### WHAT IS NEEDED
From the material below, list every line containing "туризма".
::::::::::
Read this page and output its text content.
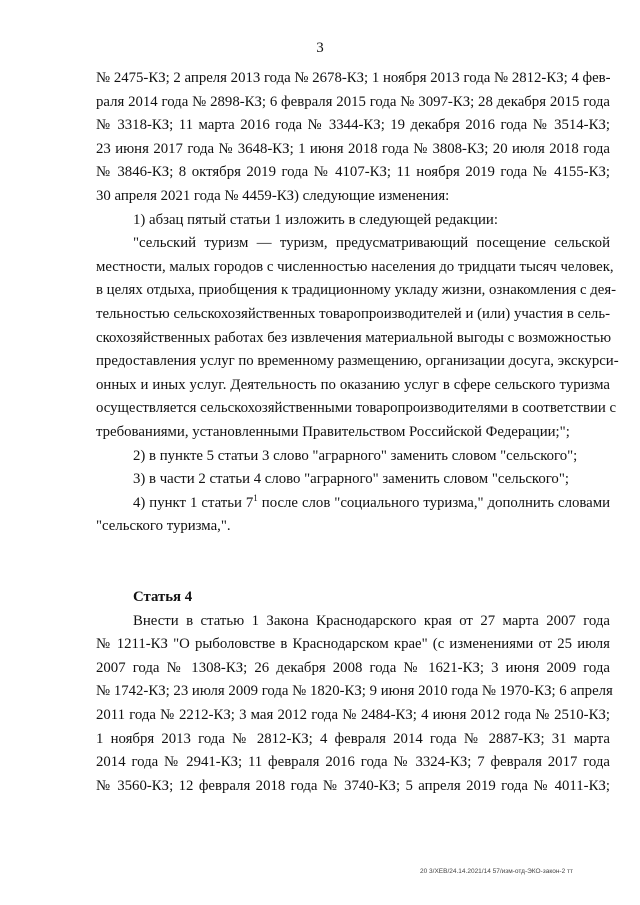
3
№ 2475-КЗ; 2 апреля 2013 года № 2678-КЗ; 1 ноября 2013 года № 2812-КЗ; 4 фев-
раля 2014 года № 2898-КЗ; 6 февраля 2015 года № 3097-КЗ; 28 декабря 2015 года
№ 3318-КЗ; 11 марта 2016 года № 3344-КЗ; 19 декабря 2016 года № 3514-КЗ;
23 июня 2017 года № 3648-КЗ; 1 июня 2018 года № 3808-КЗ; 20 июля 2018 года
№ 3846-КЗ; 8 октября 2019 года № 4107-КЗ; 11 ноября 2019 года № 4155-КЗ;
30 апреля 2021 года № 4459-КЗ) следующие изменения:
1) абзац пятый статьи 1 изложить в следующей редакции:
"сельский туризм — туризм, предусматривающий посещение сельской
местности, малых городов с численностью населения до тридцати тысяч человек,
в целях отдыха, приобщения к традиционному укладу жизни, ознакомления с дея-
тельностью сельскохозяйственных товаропроизводителей и (или) участия в сель-
скохозяйственных работах без извлечения материальной выгоды с возможностью
предоставления услуг по временному размещению, организации досуга, экскурси-
онных и иных услуг. Деятельность по оказанию услуг в сфере сельского туризма
осуществляется сельскохозяйственными товаропроизводителями в соответствии с
требованиями, установленными Правительством Российской Федерации;";
2) в пункте 5 статьи 3 слово "аграрного" заменить словом "сельского";
3) в части 2 статьи 4 слово "аграрного" заменить словом "сельского";
4) пункт 1 статьи $7^1$ после слов "социального туризма," дополнить словами
"сельского туризма,".
Статья 4
Внести в статью 1 Закона Краснодарского края от 27 марта 2007 года
№ 1211-КЗ "О рыболовстве в Краснодарском крае" (с изменениями от 25 июля
2007 года № 1308-КЗ; 26 декабря 2008 года № 1621-КЗ; 3 июня 2009 года
№ 1742-КЗ; 23 июля 2009 года № 1820-КЗ; 9 июня 2010 года № 1970-КЗ; 6 апреля
2011 года № 2212-КЗ; 3 мая 2012 года № 2484-КЗ; 4 июня 2012 года № 2510-КЗ;
1 ноября 2013 года № 2812-КЗ; 4 февраля 2014 года № 2887-КЗ; 31 марта
2014 года № 2941-КЗ; 11 февраля 2016 года № 3324-КЗ; 7 февраля 2017 года
№ 3560-КЗ; 12 февраля 2018 года № 3740-КЗ; 5 апреля 2019 года № 4011-КЗ;
20 3/ХЕВ/24.14.2021/14 57/изм-отд-ЭКО-закон-2 тт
::::::::::
### WRITTEN ANSWER
онных и иных услуг. Деятельность по оказанию услуг в сфере сельского туризма
4) пункт 1 статьи $7^1$ после слов "социального туризма," дополнить словами
"сельского туризма,".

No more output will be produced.